[Dataset rows about figures]
--- start ---

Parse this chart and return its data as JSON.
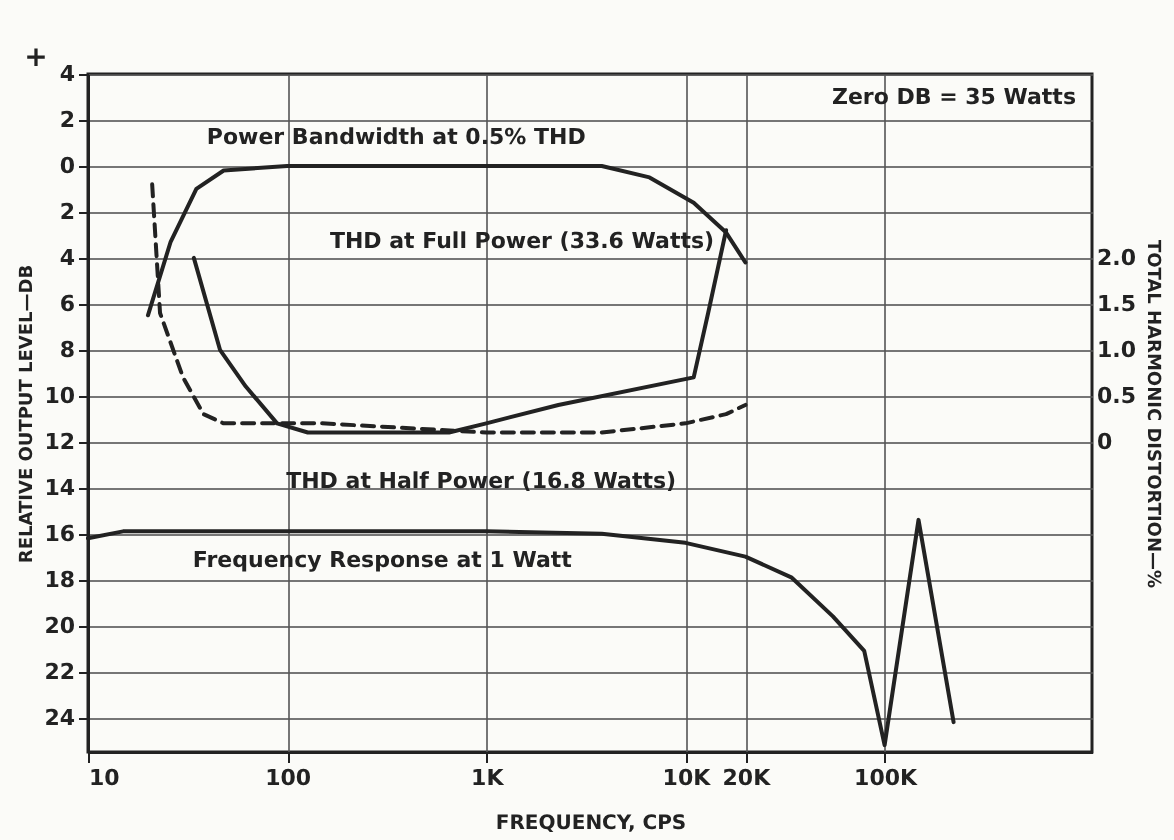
{
  "chart_data": {
    "type": "line",
    "xlabel": "FREQUENCY, CPS",
    "ylabel": "RELATIVE OUTPUT LEVEL—DB",
    "y2label": "TOTAL HARMONIC DISTORTION—%",
    "annotations": [
      "Zero DB = 35 Watts",
      "+"
    ],
    "log": "x",
    "grid": true,
    "line_style": "solid",
    "xlim": [
      10,
      1100000
    ],
    "xticks": [
      10,
      100,
      {
        "value": 1000,
        "label": "1K"
      },
      {
        "value": 10000,
        "label": "10K"
      },
      {
        "value": 20000,
        "label": "20K"
      },
      {
        "value": 100000,
        "label": "100K"
      }
    ],
    "ylim": [
      -25.5,
      4
    ],
    "yticks": [
      4,
      2,
      0,
      {
        "value": -2,
        "label": "2"
      },
      {
        "value": -4,
        "label": "4"
      },
      {
        "value": -6,
        "label": "6"
      },
      {
        "value": -8,
        "label": "8"
      },
      {
        "value": -10,
        "label": "10"
      },
      {
        "value": -12,
        "label": "12"
      },
      {
        "value": -14,
        "label": "14"
      },
      {
        "value": -16,
        "label": "16"
      },
      {
        "value": -18,
        "label": "18"
      },
      {
        "value": -20,
        "label": "20"
      },
      {
        "value": -22,
        "label": "22"
      },
      {
        "value": -24,
        "label": "24"
      }
    ],
    "y2lim": [
      -3.375,
      4
    ],
    "y2ticks": [
      0,
      0.5,
      {
        "value": 1,
        "label": "1.0"
      },
      1.5,
      {
        "value": 2,
        "label": "2.0"
      }
    ],
    "series": [
      {
        "name": "Power Bandwidth at 0.5% THD",
        "color": "#222222",
        "x": [
          20,
          26,
          35,
          48,
          100,
          1000,
          3800,
          6600,
          11000,
          16000,
          20000
        ],
        "values": [
          -6.5,
          -3.3,
          -1.0,
          -0.2,
          0,
          0,
          0,
          -0.5,
          -1.6,
          -2.9,
          -4.2
        ]
      },
      {
        "name": "THD at Full Power (33.6 Watts)",
        "color": "#222222",
        "axis": "y2",
        "x": [
          34,
          46,
          62,
          89,
          127,
          650,
          1000,
          2300,
          11000,
          13000,
          16000
        ],
        "values": [
          2.0,
          1.0,
          0.6,
          0.2,
          0.1,
          0.1,
          0.2,
          0.4,
          0.7,
          1.4,
          2.3
        ]
      },
      {
        "name": "THD at Half Power (16.8 Watts)",
        "color": "#222222",
        "axis": "y2",
        "line_style": "dashed",
        "x": [
          21,
          23,
          30,
          38,
          48,
          150,
          1000,
          3800,
          10000,
          16000,
          20000
        ],
        "values": [
          2.8,
          1.4,
          0.7,
          0.3,
          0.2,
          0.2,
          0.1,
          0.1,
          0.2,
          0.3,
          0.4
        ]
      },
      {
        "name": "Frequency Response at 1 Watt",
        "color": "#222222",
        "x": [
          10,
          15,
          100,
          1000,
          3800,
          10000,
          20000,
          34000,
          55000,
          79000,
          100000,
          148000,
          222000
        ],
        "values": [
          -16.2,
          -15.9,
          -15.9,
          -15.9,
          -16.0,
          -16.4,
          -17.0,
          -17.9,
          -19.6,
          -21.1,
          -25.2,
          -15.4,
          -24.2
        ]
      }
    ]
  }
}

--- end ---

The exercise:
Working from the material above, transcribe it exactly while omitting pictures.

Solution for this problem:
Parse this chart and return its data as JSON.
{
  "chart_data": {
    "type": "line",
    "xlabel": "FREQUENCY, CPS",
    "ylabel": "RELATIVE OUTPUT LEVEL—DB",
    "y2label": "TOTAL HARMONIC DISTORTION—%",
    "annotations": [
      "Zero DB = 35 Watts",
      "+"
    ],
    "log": "x",
    "grid": true,
    "line_style": "solid",
    "xlim": [
      10,
      1100000
    ],
    "xticks": [
      10,
      100,
      {
        "value": 1000,
        "label": "1K"
      },
      {
        "value": 10000,
        "label": "10K"
      },
      {
        "value": 20000,
        "label": "20K"
      },
      {
        "value": 100000,
        "label": "100K"
      }
    ],
    "ylim": [
      -25.5,
      4
    ],
    "yticks": [
      4,
      2,
      0,
      {
        "value": -2,
        "label": "2"
      },
      {
        "value": -4,
        "label": "4"
      },
      {
        "value": -6,
        "label": "6"
      },
      {
        "value": -8,
        "label": "8"
      },
      {
        "value": -10,
        "label": "10"
      },
      {
        "value": -12,
        "label": "12"
      },
      {
        "value": -14,
        "label": "14"
      },
      {
        "value": -16,
        "label": "16"
      },
      {
        "value": -18,
        "label": "18"
      },
      {
        "value": -20,
        "label": "20"
      },
      {
        "value": -22,
        "label": "22"
      },
      {
        "value": -24,
        "label": "24"
      }
    ],
    "y2lim": [
      -3.375,
      4
    ],
    "y2ticks": [
      0,
      0.5,
      {
        "value": 1,
        "label": "1.0"
      },
      1.5,
      {
        "value": 2,
        "label": "2.0"
      }
    ],
    "series": [
      {
        "name": "Power Bandwidth at 0.5% THD",
        "color": "#222222",
        "x": [
          20,
          26,
          35,
          48,
          100,
          1000,
          3800,
          6600,
          11000,
          16000,
          20000
        ],
        "values": [
          -6.5,
          -3.3,
          -1.0,
          -0.2,
          0,
          0,
          0,
          -0.5,
          -1.6,
          -2.9,
          -4.2
        ]
      },
      {
        "name": "THD at Full Power (33.6 Watts)",
        "color": "#222222",
        "axis": "y2",
        "x": [
          34,
          46,
          62,
          89,
          127,
          650,
          1000,
          2300,
          11000,
          13000,
          16000
        ],
        "values": [
          2.0,
          1.0,
          0.6,
          0.2,
          0.1,
          0.1,
          0.2,
          0.4,
          0.7,
          1.4,
          2.3
        ]
      },
      {
        "name": "THD at Half Power (16.8 Watts)",
        "color": "#222222",
        "axis": "y2",
        "line_style": "dashed",
        "x": [
          21,
          23,
          30,
          38,
          48,
          150,
          1000,
          3800,
          10000,
          16000,
          20000
        ],
        "values": [
          2.8,
          1.4,
          0.7,
          0.3,
          0.2,
          0.2,
          0.1,
          0.1,
          0.2,
          0.3,
          0.4
        ]
      },
      {
        "name": "Frequency Response at 1 Watt",
        "color": "#222222",
        "x": [
          10,
          15,
          100,
          1000,
          3800,
          10000,
          20000,
          34000,
          55000,
          79000,
          100000,
          148000,
          222000
        ],
        "values": [
          -16.2,
          -15.9,
          -15.9,
          -15.9,
          -16.0,
          -16.4,
          -17.0,
          -17.9,
          -19.6,
          -21.1,
          -25.2,
          -15.4,
          -24.2
        ]
      }
    ]
  }
}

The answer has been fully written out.